Repeat every line of the material below word for word, leaving out the pictures.

Coordinate annotation records =
BEGIN
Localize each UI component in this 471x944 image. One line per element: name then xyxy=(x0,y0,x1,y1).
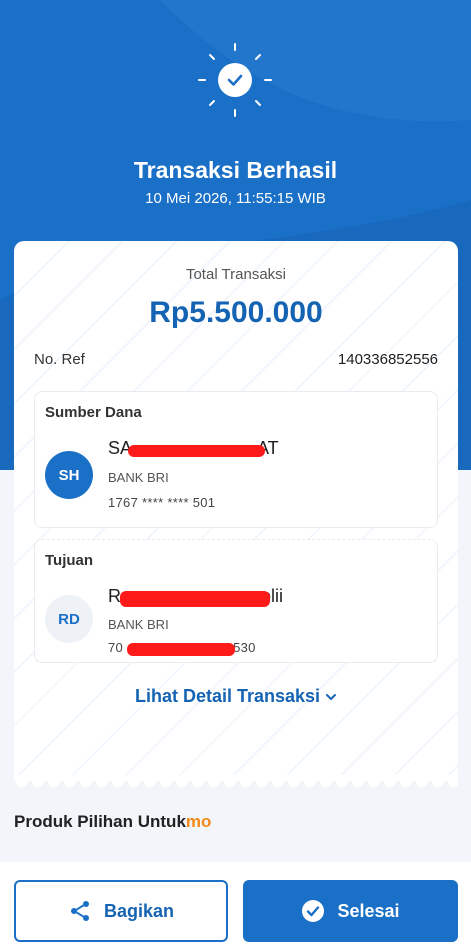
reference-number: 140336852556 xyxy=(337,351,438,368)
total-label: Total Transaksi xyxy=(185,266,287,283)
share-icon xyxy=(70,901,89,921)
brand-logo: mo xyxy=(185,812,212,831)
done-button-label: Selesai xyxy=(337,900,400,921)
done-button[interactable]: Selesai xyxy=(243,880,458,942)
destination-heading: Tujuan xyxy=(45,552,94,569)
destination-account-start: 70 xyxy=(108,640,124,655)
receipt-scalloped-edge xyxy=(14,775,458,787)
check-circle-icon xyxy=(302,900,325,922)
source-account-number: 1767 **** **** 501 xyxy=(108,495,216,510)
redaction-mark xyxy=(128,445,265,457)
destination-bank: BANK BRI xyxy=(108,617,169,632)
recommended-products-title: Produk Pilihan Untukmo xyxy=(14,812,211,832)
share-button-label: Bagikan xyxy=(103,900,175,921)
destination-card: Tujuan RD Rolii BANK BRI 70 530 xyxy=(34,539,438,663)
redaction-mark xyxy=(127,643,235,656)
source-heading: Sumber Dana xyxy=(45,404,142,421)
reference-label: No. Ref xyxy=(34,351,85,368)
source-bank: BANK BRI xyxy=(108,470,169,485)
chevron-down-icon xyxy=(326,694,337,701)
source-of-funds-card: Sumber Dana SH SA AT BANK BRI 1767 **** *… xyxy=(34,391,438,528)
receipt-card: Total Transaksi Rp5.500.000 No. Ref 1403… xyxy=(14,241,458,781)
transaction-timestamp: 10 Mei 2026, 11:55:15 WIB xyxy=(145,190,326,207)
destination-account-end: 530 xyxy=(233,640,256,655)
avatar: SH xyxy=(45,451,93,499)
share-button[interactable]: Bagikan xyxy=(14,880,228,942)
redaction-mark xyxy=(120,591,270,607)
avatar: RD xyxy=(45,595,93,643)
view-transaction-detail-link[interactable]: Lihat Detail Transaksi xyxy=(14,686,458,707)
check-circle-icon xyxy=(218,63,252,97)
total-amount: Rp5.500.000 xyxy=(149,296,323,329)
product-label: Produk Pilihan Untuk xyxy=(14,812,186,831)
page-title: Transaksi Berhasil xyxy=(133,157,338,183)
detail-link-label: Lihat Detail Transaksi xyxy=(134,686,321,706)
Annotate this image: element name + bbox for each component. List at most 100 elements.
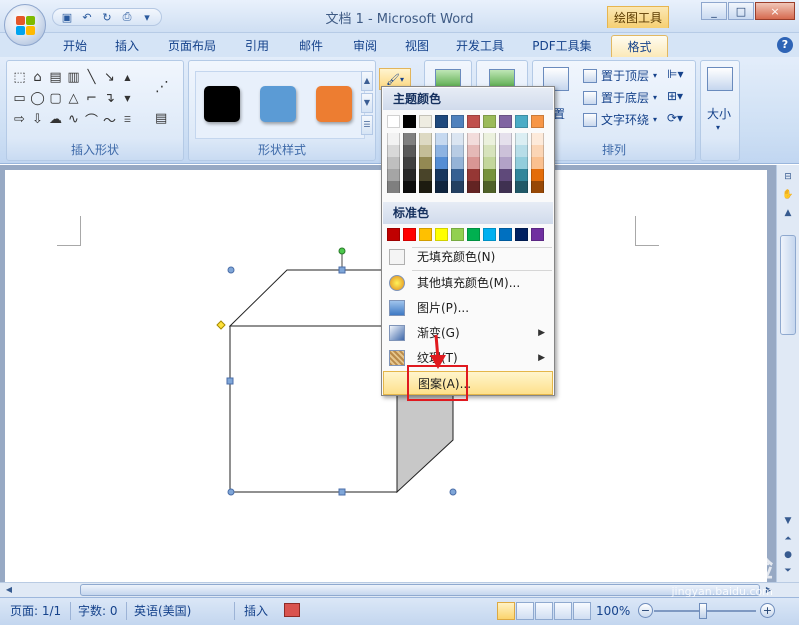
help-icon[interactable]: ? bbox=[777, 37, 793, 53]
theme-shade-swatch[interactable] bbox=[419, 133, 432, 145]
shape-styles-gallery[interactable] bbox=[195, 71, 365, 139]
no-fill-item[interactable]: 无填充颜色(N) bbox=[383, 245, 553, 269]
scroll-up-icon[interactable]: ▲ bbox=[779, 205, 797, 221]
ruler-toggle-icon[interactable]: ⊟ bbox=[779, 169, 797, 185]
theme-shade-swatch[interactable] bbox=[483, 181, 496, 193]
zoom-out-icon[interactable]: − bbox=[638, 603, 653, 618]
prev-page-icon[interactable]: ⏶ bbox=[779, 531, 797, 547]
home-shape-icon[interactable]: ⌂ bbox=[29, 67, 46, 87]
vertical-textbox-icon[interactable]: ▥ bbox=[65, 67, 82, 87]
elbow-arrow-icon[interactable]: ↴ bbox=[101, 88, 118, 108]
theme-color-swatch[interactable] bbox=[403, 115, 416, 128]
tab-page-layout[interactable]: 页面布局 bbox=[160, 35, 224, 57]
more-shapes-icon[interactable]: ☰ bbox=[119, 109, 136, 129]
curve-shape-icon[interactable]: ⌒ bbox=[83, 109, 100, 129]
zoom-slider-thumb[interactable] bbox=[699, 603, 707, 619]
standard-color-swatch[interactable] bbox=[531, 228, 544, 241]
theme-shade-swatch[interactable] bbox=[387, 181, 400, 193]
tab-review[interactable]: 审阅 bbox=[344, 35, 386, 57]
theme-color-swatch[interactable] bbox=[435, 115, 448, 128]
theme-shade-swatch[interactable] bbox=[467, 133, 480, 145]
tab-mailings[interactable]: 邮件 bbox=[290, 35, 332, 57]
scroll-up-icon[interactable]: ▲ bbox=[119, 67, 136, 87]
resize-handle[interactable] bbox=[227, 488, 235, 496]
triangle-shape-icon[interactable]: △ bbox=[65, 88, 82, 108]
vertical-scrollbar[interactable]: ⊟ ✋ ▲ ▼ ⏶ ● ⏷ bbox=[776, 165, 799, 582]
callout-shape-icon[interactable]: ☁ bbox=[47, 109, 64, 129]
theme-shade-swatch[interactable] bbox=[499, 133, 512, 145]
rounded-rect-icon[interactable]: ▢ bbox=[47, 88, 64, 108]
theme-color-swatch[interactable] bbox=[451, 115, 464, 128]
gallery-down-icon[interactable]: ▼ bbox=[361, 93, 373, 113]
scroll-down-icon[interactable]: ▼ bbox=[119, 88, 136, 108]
END
Expected answer =
Localize each UI component in this 471x944 image. One line per element: name then xyxy=(x0,y0,x1,y1).
reference-number: 140336852556 xyxy=(337,351,438,368)
total-label: Total Transaksi xyxy=(185,266,287,283)
share-icon xyxy=(70,901,89,921)
brand-logo: mo xyxy=(185,812,212,831)
done-button-label: Selesai xyxy=(337,900,400,921)
done-button[interactable]: Selesai xyxy=(243,880,458,942)
destination-heading: Tujuan xyxy=(45,552,94,569)
destination-account-start: 70 xyxy=(108,640,124,655)
receipt-scalloped-edge xyxy=(14,775,458,787)
check-circle-icon xyxy=(302,900,325,922)
source-account-number: 1767 **** **** 501 xyxy=(108,495,216,510)
redaction-mark xyxy=(128,445,265,457)
destination-bank: BANK BRI xyxy=(108,617,169,632)
recommended-products-title: Produk Pilihan Untukmo xyxy=(14,812,211,832)
share-button-label: Bagikan xyxy=(103,900,175,921)
destination-card: Tujuan RD Rolii BANK BRI 70 530 xyxy=(34,539,438,663)
redaction-mark xyxy=(127,643,235,656)
source-heading: Sumber Dana xyxy=(45,404,142,421)
reference-label: No. Ref xyxy=(34,351,85,368)
source-bank: BANK BRI xyxy=(108,470,169,485)
chevron-down-icon xyxy=(326,694,337,701)
source-of-funds-card: Sumber Dana SH SA AT BANK BRI 1767 **** *… xyxy=(34,391,438,528)
receipt-card: Total Transaksi Rp5.500.000 No. Ref 1403… xyxy=(14,241,458,781)
transaction-timestamp: 10 Mei 2026, 11:55:15 WIB xyxy=(145,190,326,207)
destination-account-end: 530 xyxy=(233,640,256,655)
avatar: SH xyxy=(45,451,93,499)
share-button[interactable]: Bagikan xyxy=(14,880,228,942)
redaction-mark xyxy=(120,591,270,607)
avatar: RD xyxy=(45,595,93,643)
view-transaction-detail-link[interactable]: Lihat Detail Transaksi xyxy=(14,686,458,707)
check-circle-icon xyxy=(218,63,252,97)
total-amount: Rp5.500.000 xyxy=(149,296,323,329)
product-label: Produk Pilihan Untuk xyxy=(14,812,186,831)
page-title: Transaksi Berhasil xyxy=(133,157,338,183)
detail-link-label: Lihat Detail Transaksi xyxy=(134,686,321,706)
Annotate this image: element name + bbox for each component. List at most 100 elements.
help-icon[interactable]: ? bbox=[777, 37, 793, 53]
theme-shade-swatch[interactable] bbox=[419, 133, 432, 145]
shape-styles-gallery[interactable] bbox=[195, 71, 365, 139]
no-fill-item[interactable]: 无填充颜色(N) bbox=[383, 245, 553, 269]
scroll-up-icon[interactable]: ▲ bbox=[779, 205, 797, 221]
ruler-toggle-icon[interactable]: ⊟ bbox=[779, 169, 797, 185]
theme-shade-swatch[interactable] bbox=[483, 181, 496, 193]
zoom-out-icon[interactable]: − bbox=[638, 603, 653, 618]
prev-page-icon[interactable]: ⏶ bbox=[779, 531, 797, 547]
home-shape-icon[interactable]: ⌂ bbox=[29, 67, 46, 87]
vertical-textbox-icon[interactable]: ▥ bbox=[65, 67, 82, 87]
elbow-arrow-icon[interactable]: ↴ bbox=[101, 88, 118, 108]
theme-color-swatch[interactable] bbox=[403, 115, 416, 128]
tab-page-layout[interactable]: 页面布局 bbox=[160, 35, 224, 57]
more-shapes-icon[interactable]: ☰ bbox=[119, 109, 136, 129]
curve-shape-icon[interactable]: ⌒ bbox=[83, 109, 100, 129]
zoom-slider-thumb[interactable] bbox=[699, 603, 707, 619]
standard-color-swatch[interactable] bbox=[531, 228, 544, 241]
theme-shade-swatch[interactable] bbox=[387, 181, 400, 193]
tab-review[interactable]: 审阅 bbox=[344, 35, 386, 57]
theme-color-swatch[interactable] bbox=[435, 115, 448, 128]
theme-shade-swatch[interactable] bbox=[467, 133, 480, 145]
tab-mailings[interactable]: 邮件 bbox=[290, 35, 332, 57]
scroll-up-icon[interactable]: ▲ bbox=[119, 67, 136, 87]
resize-handle[interactable] bbox=[227, 488, 235, 496]
triangle-shape-icon[interactable]: △ bbox=[65, 88, 82, 108]
vertical-scrollbar[interactable]: ⊟ ✋ ▲ ▼ ⏶ ● ⏷ bbox=[776, 165, 799, 582]
callout-shape-icon[interactable]: ☁ bbox=[47, 109, 64, 129]
theme-shade-swatch[interactable] bbox=[499, 133, 512, 145]
rounded-rect-icon[interactable]: ▢ bbox=[47, 88, 64, 108]
theme-color-swatch[interactable] bbox=[451, 115, 464, 128]
gallery-down-icon[interactable]: ▼ bbox=[361, 93, 373, 113]
scroll-down-icon[interactable]: ▼ bbox=[119, 88, 136, 108]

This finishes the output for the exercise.